(Boxed element entries)
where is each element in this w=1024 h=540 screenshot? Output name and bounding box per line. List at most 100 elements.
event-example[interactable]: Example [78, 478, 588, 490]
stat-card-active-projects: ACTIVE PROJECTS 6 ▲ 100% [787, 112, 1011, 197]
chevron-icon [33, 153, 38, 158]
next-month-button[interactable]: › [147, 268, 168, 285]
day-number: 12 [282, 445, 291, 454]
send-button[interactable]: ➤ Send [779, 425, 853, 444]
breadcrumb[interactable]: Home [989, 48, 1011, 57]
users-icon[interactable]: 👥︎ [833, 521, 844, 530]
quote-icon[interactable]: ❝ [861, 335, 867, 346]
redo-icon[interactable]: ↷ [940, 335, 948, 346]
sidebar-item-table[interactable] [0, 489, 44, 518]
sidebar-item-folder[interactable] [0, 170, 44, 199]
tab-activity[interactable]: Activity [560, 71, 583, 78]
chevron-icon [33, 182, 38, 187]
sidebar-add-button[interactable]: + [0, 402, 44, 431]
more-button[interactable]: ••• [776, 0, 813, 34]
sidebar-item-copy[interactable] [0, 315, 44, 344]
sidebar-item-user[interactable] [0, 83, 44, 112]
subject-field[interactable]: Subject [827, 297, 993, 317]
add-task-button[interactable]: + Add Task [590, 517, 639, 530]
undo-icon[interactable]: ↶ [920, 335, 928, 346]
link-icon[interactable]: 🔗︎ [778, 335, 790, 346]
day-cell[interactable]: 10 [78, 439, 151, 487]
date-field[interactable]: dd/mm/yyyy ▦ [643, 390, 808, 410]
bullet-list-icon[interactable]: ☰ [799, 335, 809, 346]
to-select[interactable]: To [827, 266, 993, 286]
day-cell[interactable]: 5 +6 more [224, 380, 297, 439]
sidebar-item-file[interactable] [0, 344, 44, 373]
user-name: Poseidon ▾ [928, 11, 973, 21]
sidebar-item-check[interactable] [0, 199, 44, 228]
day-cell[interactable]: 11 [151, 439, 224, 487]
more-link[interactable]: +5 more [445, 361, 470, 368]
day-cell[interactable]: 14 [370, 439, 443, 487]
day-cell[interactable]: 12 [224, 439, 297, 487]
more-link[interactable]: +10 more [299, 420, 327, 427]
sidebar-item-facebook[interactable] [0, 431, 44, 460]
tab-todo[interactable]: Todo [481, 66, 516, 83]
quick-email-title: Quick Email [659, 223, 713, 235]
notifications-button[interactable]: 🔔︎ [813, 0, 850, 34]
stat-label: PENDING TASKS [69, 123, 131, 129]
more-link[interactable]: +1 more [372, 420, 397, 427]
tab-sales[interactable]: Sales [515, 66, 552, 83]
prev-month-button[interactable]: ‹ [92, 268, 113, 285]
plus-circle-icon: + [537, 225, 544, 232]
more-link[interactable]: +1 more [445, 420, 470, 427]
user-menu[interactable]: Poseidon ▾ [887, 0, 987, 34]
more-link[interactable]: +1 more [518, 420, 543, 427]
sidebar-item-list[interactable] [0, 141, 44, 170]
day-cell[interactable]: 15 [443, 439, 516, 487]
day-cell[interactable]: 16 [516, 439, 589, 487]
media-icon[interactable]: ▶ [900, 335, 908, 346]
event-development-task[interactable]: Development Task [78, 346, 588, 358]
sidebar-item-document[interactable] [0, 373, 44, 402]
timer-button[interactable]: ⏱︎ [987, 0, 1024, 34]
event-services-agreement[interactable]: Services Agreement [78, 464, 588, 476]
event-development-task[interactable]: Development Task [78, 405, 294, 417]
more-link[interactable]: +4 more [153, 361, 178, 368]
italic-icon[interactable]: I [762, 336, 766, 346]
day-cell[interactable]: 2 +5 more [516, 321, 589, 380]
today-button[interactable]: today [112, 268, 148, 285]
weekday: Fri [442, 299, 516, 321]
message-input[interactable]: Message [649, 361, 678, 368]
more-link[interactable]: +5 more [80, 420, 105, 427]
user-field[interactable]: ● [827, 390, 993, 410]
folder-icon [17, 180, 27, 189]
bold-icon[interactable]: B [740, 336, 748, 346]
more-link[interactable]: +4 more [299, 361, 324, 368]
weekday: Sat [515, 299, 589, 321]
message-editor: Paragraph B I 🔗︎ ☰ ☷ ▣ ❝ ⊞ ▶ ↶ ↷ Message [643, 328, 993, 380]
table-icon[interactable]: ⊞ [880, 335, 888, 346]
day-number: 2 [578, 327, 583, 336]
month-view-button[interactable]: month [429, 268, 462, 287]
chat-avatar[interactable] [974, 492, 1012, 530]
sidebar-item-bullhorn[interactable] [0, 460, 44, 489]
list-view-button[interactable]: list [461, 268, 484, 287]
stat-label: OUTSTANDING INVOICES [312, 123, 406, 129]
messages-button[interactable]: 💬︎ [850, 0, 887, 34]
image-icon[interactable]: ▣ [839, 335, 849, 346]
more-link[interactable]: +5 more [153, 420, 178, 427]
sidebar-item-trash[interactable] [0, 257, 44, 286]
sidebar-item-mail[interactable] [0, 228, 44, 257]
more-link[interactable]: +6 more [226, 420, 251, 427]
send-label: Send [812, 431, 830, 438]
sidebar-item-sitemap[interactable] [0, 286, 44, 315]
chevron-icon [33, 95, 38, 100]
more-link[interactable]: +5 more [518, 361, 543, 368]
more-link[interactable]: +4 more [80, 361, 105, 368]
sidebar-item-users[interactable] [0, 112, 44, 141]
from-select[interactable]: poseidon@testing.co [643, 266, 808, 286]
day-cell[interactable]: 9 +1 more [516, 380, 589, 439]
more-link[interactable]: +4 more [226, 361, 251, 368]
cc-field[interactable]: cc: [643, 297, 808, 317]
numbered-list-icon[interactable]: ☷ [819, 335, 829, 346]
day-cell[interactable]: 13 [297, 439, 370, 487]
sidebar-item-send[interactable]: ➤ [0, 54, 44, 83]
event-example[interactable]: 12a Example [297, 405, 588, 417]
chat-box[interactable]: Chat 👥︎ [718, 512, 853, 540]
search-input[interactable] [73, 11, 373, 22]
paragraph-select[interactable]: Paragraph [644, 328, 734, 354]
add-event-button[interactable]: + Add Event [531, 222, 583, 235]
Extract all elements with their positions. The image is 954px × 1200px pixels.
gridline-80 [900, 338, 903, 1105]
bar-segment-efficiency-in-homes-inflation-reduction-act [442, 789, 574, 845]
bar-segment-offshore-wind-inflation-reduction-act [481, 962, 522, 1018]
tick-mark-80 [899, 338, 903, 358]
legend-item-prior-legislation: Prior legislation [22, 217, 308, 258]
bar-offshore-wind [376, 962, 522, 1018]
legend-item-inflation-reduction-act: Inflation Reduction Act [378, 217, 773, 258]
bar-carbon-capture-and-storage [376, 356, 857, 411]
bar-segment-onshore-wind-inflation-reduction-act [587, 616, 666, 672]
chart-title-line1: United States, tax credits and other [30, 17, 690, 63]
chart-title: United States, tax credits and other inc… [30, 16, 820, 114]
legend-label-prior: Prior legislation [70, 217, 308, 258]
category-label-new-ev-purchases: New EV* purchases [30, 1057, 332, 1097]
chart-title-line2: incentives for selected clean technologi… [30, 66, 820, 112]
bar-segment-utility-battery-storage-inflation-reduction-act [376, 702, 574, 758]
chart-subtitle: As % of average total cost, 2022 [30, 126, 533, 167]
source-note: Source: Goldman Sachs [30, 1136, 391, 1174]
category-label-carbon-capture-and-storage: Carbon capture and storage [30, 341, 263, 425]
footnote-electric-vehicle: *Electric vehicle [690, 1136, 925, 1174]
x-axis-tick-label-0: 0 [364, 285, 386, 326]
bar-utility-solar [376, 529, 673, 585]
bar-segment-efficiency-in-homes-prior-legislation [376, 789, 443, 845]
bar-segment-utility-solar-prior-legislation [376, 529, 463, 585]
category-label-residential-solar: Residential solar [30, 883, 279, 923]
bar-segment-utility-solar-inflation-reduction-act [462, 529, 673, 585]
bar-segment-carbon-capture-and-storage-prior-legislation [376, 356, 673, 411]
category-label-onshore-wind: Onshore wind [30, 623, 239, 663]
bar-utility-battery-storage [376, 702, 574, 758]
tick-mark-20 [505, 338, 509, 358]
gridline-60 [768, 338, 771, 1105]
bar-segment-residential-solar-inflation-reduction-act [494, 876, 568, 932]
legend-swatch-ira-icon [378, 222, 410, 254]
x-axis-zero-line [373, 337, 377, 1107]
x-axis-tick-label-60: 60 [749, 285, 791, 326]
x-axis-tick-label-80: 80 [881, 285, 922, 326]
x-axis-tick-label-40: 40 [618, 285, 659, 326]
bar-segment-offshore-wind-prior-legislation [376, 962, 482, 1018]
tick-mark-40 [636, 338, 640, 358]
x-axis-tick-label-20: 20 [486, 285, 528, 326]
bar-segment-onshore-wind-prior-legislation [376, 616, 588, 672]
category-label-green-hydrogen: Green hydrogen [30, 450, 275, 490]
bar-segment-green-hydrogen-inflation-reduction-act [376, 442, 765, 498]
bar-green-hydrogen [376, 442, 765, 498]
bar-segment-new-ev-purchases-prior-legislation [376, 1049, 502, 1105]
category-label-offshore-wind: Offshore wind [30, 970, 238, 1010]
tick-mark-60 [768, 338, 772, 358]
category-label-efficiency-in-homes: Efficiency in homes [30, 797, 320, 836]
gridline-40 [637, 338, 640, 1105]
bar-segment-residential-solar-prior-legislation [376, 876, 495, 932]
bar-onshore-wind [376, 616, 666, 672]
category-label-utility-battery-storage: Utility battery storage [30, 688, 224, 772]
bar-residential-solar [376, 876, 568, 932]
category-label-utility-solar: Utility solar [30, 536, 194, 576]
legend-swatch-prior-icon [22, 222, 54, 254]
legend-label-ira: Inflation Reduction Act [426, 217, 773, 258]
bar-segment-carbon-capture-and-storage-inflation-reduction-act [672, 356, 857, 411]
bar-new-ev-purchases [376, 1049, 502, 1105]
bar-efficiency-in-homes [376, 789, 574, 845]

- [Work instructions]:
Convert the records above, from the start through the line containing "day-cell[interactable]: 10 [78, 439, 151, 487]", into a Markdown table with the columns Row and Line. Number each row and leave out blank lines.

- [Finished exercise]:
| Row | Line |
|---|---|
| 1 | where is each element in this w=1024 h=540 screenshot? Output name and bounding box per line. List at most 100 elements. |
| 2 | event-example[interactable]: Example [78, 478, 588, 490] |
| 3 | stat-card-active-projects: ACTIVE PROJECTS 6 ▲ 100% [787, 112, 1011, 197] |
| 4 | chevron-icon [33, 153, 38, 158] |
| 5 | next-month-button[interactable]: › [147, 268, 168, 285] |
| 6 | day-number: 12 [282, 445, 291, 454] |
| 7 | send-button[interactable]: ➤ Send [779, 425, 853, 444] |
| 8 | breadcrumb[interactable]: Home [989, 48, 1011, 57] |
| 9 | users-icon[interactable]: 👥︎ [833, 521, 844, 530] |
| 10 | quote-icon[interactable]: ❝ [861, 335, 867, 346] |
| 11 | redo-icon[interactable]: ↷ [940, 335, 948, 346] |
| 12 | sidebar-item-table[interactable] [0, 489, 44, 518] |
| 13 | sidebar-item-folder[interactable] [0, 170, 44, 199] |
| 14 | tab-activity[interactable]: Activity [560, 71, 583, 78] |
| 15 | chevron-icon [33, 182, 38, 187] |
| 16 | sidebar-add-button[interactable]: + [0, 402, 44, 431] |
| 17 | more-button[interactable]: ••• [776, 0, 813, 34] |
| 18 | sidebar-item-copy[interactable] [0, 315, 44, 344] |
| 19 | sidebar-item-user[interactable] [0, 83, 44, 112] |
| 20 | subject-field[interactable]: Subject [827, 297, 993, 317] |
| 21 | add-task-button[interactable]: + Add Task [590, 517, 639, 530] |
| 22 | undo-icon[interactable]: ↶ [920, 335, 928, 346] |
| 23 | link-icon[interactable]: 🔗︎ [778, 335, 790, 346] |
| 24 | day-cell[interactable]: 10 [78, 439, 151, 487] |